Information provided:

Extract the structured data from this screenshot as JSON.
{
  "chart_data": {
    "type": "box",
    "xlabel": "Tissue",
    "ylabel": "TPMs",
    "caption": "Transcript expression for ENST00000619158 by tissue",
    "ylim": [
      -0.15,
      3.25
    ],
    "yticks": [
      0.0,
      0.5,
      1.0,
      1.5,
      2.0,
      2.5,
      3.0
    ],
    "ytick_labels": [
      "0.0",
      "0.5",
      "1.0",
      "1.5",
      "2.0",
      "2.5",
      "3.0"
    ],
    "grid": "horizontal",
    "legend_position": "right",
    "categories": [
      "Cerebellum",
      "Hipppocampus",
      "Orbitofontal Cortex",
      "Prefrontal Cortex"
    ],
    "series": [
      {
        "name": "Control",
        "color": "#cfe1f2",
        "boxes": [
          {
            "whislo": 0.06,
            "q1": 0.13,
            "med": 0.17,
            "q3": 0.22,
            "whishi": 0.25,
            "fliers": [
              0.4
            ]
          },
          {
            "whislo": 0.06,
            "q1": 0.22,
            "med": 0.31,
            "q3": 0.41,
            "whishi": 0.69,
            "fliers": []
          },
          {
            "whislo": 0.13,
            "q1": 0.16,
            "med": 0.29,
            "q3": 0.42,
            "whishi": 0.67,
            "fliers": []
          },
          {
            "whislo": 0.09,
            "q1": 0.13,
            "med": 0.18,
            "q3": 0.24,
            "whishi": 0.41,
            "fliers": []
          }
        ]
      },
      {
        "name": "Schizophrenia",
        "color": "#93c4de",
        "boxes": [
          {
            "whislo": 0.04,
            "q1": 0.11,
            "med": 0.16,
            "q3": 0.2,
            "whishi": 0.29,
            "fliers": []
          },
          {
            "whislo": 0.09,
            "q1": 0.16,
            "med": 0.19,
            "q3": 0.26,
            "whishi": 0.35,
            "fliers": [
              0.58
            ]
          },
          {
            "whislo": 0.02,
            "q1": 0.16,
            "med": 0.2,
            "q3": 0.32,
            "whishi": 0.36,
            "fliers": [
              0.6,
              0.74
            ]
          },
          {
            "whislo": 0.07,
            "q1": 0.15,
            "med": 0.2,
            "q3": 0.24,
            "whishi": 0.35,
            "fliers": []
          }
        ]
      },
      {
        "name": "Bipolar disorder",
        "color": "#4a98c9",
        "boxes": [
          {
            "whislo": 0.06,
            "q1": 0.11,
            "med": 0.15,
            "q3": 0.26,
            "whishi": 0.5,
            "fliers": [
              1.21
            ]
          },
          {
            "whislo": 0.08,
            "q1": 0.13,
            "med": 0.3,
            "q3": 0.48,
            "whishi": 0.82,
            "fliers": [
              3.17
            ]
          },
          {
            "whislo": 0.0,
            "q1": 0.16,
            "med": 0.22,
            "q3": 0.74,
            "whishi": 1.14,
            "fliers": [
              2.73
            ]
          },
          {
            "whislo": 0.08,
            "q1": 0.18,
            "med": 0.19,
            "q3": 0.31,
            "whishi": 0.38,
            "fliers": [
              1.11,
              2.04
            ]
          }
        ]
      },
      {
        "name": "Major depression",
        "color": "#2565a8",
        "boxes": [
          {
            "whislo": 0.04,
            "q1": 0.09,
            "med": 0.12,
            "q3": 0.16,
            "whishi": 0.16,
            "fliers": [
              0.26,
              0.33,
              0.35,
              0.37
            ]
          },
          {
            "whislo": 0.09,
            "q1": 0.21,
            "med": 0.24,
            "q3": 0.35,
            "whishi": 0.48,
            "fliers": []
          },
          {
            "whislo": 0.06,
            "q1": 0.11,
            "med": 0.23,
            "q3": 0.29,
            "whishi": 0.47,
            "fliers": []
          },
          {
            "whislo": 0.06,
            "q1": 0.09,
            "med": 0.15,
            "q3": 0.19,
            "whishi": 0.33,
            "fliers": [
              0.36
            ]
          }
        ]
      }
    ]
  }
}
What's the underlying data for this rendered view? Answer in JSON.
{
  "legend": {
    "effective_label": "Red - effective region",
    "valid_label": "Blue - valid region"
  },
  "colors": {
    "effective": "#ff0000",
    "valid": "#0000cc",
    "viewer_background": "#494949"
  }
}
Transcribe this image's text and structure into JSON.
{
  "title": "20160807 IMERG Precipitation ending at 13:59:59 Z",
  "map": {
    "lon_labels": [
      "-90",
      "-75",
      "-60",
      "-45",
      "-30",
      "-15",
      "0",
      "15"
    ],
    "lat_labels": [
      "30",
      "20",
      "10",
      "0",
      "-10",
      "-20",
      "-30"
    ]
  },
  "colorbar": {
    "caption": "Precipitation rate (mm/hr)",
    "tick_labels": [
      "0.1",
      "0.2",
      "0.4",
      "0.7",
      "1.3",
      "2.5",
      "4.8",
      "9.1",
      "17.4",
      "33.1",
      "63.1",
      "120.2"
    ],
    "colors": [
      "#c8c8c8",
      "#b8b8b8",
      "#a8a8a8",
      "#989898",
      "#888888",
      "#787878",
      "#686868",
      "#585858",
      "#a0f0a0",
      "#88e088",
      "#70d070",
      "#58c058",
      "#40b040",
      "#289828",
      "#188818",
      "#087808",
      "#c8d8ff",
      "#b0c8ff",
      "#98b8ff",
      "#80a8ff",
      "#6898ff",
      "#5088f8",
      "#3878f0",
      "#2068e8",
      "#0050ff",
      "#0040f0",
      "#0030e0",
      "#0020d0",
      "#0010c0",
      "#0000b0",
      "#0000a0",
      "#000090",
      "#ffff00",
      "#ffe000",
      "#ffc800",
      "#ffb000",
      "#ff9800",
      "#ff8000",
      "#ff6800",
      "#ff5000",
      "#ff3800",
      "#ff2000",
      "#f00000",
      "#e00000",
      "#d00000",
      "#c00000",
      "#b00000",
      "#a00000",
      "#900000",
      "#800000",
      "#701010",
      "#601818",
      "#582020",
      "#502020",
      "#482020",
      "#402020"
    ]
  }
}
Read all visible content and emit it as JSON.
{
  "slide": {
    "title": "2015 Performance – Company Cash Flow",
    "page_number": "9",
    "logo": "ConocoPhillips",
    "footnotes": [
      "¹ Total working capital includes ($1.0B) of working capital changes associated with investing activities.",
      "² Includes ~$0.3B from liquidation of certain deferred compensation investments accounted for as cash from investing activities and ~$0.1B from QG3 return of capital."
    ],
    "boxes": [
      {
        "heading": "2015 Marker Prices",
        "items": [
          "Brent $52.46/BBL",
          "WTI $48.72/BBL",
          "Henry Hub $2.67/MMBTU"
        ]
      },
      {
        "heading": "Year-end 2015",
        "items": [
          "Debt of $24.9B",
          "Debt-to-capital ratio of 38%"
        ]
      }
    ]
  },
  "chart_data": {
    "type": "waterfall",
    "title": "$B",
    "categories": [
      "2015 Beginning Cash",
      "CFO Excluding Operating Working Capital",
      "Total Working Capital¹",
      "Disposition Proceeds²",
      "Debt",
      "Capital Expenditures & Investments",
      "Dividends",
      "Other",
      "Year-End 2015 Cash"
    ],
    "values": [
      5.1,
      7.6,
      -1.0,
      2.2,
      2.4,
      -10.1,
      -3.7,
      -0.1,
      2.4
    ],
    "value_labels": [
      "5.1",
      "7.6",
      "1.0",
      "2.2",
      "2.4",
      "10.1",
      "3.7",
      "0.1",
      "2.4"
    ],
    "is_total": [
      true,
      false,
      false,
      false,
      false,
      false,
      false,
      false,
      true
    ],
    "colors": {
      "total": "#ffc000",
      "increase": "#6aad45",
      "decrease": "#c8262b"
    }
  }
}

Exercise aim: Identify every line where the string "Precipitation" appears.

Answer to this task:
  "title": "20160807 IMERG Precipitation ending at 13:59:59 Z",
    "caption": "Precipitation rate (mm/hr)",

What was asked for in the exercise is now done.